**Work to complete:** Show every line in the entries below where the word "text" appears.

**Material for the task:**
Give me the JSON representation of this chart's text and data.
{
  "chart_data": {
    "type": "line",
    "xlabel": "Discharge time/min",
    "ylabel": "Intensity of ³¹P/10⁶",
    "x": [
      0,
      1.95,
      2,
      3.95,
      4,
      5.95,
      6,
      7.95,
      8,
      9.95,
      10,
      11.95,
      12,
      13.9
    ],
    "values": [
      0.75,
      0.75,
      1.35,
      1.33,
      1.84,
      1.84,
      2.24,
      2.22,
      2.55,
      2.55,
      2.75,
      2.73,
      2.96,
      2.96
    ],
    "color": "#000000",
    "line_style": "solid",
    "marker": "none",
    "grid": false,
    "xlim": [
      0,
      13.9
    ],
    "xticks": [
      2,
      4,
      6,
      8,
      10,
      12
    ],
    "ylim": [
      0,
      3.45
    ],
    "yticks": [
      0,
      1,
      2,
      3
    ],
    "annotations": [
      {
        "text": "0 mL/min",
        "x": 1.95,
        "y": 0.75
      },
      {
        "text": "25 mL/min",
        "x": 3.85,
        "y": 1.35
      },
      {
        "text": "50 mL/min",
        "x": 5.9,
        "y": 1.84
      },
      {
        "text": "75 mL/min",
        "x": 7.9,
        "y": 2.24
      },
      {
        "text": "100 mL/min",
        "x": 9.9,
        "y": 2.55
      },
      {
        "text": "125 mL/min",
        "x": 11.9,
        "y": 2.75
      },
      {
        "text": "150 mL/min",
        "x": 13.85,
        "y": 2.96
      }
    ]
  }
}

**Response for this exercise:**
Give me the JSON representation of this chart's text and data.
        "text": "0 mL/min",
        "text": "25 mL/min",
        "text": "50 mL/min",
        "text": "75 mL/min",
        "text": "100 mL/min",
        "text": "125 mL/min",
        "text": "150 mL/min",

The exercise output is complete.